▶ _WHAT YOU NEED TO DO_: Count how many lines of the material hold "компании". Respond with that number alone.

▶ _MATERIAL SHOWN_:
───

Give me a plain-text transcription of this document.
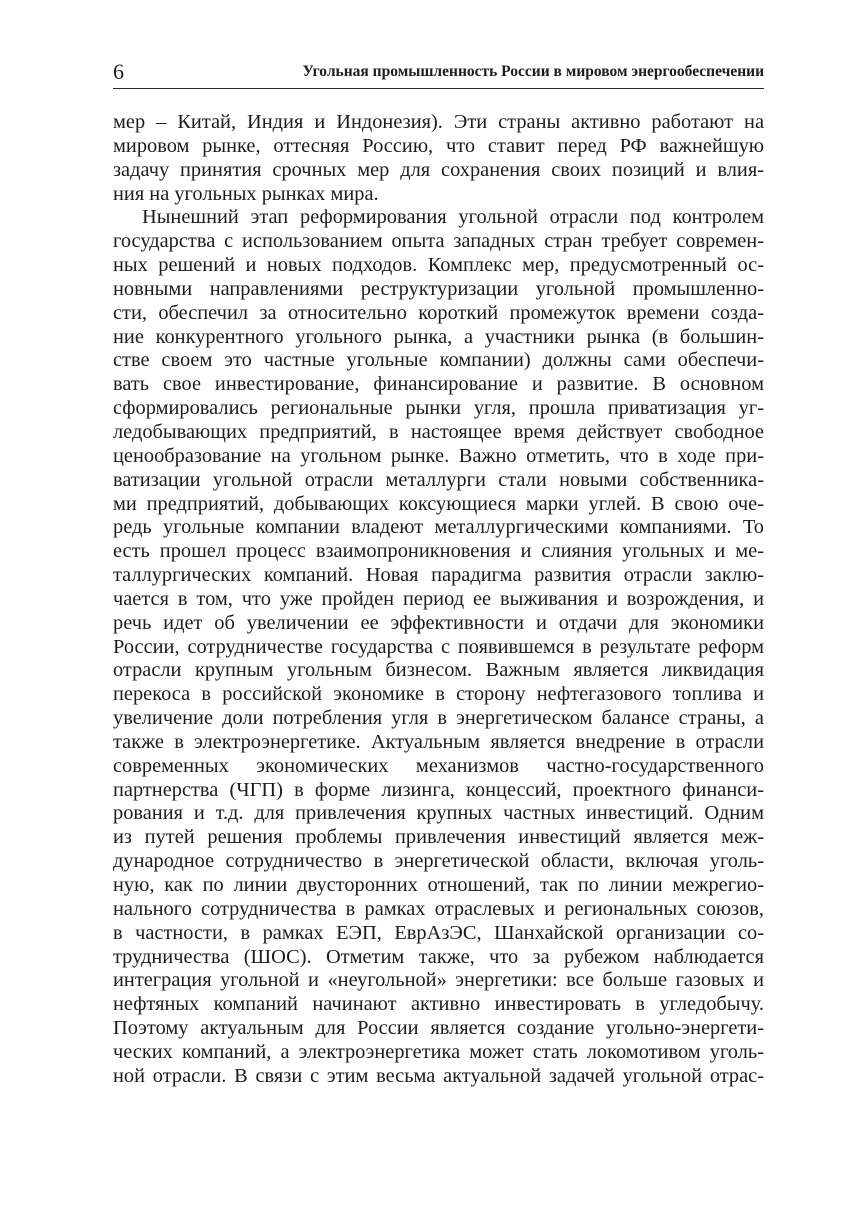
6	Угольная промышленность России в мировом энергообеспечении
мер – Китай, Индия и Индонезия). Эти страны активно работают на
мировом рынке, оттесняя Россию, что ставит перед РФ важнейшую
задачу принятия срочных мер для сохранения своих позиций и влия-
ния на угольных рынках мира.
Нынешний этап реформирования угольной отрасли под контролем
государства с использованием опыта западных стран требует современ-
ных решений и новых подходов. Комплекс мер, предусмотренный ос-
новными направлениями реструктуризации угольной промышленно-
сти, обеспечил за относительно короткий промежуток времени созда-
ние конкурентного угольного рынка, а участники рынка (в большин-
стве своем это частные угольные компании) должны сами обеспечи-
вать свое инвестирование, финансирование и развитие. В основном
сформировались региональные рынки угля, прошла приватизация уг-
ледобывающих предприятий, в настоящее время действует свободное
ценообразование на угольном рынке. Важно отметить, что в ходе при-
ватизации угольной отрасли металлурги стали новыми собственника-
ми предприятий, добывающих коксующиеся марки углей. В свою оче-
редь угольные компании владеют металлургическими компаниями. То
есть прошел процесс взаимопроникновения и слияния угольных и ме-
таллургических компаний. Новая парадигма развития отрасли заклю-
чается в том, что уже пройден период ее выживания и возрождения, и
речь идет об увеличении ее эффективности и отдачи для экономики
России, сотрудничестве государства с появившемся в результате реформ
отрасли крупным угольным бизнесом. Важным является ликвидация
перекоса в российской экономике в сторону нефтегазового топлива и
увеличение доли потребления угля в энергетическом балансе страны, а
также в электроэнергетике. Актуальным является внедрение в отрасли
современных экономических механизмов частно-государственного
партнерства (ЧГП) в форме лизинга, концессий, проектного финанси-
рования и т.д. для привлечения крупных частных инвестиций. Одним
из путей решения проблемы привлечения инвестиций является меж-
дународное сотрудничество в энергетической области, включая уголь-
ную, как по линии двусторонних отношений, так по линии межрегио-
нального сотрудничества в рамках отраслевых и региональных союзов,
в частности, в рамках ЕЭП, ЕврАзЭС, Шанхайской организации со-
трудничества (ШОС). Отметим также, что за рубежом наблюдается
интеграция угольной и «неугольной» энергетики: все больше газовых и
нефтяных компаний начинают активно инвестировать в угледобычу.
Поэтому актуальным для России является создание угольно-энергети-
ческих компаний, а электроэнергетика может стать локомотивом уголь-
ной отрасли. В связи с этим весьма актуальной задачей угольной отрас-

───

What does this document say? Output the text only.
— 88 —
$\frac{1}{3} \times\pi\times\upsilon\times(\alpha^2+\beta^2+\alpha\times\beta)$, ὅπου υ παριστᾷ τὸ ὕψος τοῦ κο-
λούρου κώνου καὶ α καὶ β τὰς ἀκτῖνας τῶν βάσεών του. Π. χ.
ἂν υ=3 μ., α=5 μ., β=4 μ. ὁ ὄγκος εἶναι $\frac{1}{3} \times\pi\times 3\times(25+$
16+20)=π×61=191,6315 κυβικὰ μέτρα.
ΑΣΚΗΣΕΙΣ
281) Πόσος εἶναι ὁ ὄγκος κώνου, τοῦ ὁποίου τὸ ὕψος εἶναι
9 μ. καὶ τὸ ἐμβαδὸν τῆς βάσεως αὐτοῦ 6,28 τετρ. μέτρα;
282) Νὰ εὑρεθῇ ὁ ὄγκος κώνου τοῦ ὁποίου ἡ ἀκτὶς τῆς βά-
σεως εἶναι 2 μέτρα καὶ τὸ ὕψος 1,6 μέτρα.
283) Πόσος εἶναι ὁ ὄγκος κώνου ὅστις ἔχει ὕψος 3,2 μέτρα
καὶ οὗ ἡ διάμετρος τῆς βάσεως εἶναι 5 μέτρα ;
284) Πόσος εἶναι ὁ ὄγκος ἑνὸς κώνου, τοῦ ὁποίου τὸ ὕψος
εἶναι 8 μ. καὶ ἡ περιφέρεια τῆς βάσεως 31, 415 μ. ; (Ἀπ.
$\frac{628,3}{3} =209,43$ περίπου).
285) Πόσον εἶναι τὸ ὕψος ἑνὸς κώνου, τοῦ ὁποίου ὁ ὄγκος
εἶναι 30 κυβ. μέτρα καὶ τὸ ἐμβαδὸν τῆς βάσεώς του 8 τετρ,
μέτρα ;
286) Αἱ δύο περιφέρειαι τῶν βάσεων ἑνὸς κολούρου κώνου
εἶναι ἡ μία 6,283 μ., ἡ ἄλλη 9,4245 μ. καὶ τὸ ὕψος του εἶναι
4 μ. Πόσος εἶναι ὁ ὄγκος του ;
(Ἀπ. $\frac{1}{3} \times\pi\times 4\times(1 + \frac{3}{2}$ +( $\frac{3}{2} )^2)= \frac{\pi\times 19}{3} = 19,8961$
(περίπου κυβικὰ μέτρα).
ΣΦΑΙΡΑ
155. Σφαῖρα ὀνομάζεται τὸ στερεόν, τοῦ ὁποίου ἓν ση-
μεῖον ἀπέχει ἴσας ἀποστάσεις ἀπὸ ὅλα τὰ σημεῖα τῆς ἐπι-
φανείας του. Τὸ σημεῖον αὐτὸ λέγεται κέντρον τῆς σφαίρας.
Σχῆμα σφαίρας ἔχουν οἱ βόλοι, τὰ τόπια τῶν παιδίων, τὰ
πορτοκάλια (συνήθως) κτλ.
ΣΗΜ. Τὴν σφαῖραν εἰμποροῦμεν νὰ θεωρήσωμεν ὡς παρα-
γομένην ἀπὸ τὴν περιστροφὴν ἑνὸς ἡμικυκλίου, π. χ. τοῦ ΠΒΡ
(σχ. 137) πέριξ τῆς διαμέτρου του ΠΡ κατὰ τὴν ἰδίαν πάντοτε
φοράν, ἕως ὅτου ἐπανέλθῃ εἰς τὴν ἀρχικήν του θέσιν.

───

▶ _OUTPUT FOR THIS TASK_: 2